***** Material for this task

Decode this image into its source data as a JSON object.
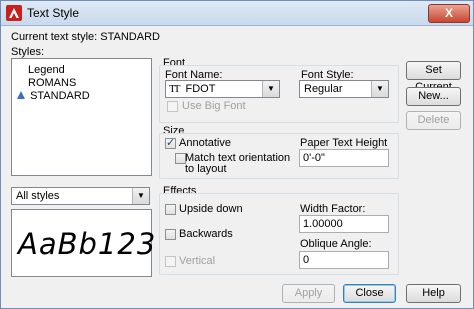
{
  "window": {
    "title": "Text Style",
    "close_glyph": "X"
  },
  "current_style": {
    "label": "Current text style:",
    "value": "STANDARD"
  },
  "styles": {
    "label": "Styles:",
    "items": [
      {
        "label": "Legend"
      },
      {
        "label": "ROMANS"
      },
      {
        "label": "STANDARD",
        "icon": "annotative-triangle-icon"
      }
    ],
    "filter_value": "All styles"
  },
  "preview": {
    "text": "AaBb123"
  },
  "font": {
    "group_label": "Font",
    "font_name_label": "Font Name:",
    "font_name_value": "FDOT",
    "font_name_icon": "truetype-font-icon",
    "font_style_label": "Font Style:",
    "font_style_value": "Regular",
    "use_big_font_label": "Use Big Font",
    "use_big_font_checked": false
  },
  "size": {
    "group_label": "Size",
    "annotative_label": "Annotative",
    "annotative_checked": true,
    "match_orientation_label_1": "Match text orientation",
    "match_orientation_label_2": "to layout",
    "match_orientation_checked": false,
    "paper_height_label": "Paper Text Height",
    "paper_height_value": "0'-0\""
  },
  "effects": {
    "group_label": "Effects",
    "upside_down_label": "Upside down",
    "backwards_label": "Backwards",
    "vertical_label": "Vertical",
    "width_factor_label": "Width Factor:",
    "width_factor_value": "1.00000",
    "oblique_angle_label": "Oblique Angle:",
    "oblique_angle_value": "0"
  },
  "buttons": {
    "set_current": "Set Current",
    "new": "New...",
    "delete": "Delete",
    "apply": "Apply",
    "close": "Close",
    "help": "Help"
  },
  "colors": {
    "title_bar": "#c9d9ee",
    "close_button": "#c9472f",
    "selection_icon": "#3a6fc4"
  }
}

**********

▶ _Task to complete_
All of the data above should be transcribed verbatim, with pictures omitted.

▶ _Response to this exercise_
Decode this image into its source data as a JSON object.
{
  "window": {
    "title": "Text Style",
    "close_glyph": "X"
  },
  "current_style": {
    "label": "Current text style:",
    "value": "STANDARD"
  },
  "styles": {
    "label": "Styles:",
    "items": [
      {
        "label": "Legend"
      },
      {
        "label": "ROMANS"
      },
      {
        "label": "STANDARD",
        "icon": "annotative-triangle-icon"
      }
    ],
    "filter_value": "All styles"
  },
  "preview": {
    "text": "AaBb123"
  },
  "font": {
    "group_label": "Font",
    "font_name_label": "Font Name:",
    "font_name_value": "FDOT",
    "font_name_icon": "truetype-font-icon",
    "font_style_label": "Font Style:",
    "font_style_value": "Regular",
    "use_big_font_label": "Use Big Font",
    "use_big_font_checked": false
  },
  "size": {
    "group_label": "Size",
    "annotative_label": "Annotative",
    "annotative_checked": true,
    "match_orientation_label_1": "Match text orientation",
    "match_orientation_label_2": "to layout",
    "match_orientation_checked": false,
    "paper_height_label": "Paper Text Height",
    "paper_height_value": "0'-0\""
  },
  "effects": {
    "group_label": "Effects",
    "upside_down_label": "Upside down",
    "backwards_label": "Backwards",
    "vertical_label": "Vertical",
    "width_factor_label": "Width Factor:",
    "width_factor_value": "1.00000",
    "oblique_angle_label": "Oblique Angle:",
    "oblique_angle_value": "0"
  },
  "buttons": {
    "set_current": "Set Current",
    "new": "New...",
    "delete": "Delete",
    "apply": "Apply",
    "close": "Close",
    "help": "Help"
  },
  "colors": {
    "title_bar": "#c9d9ee",
    "close_button": "#c9472f",
    "selection_icon": "#3a6fc4"
  }
}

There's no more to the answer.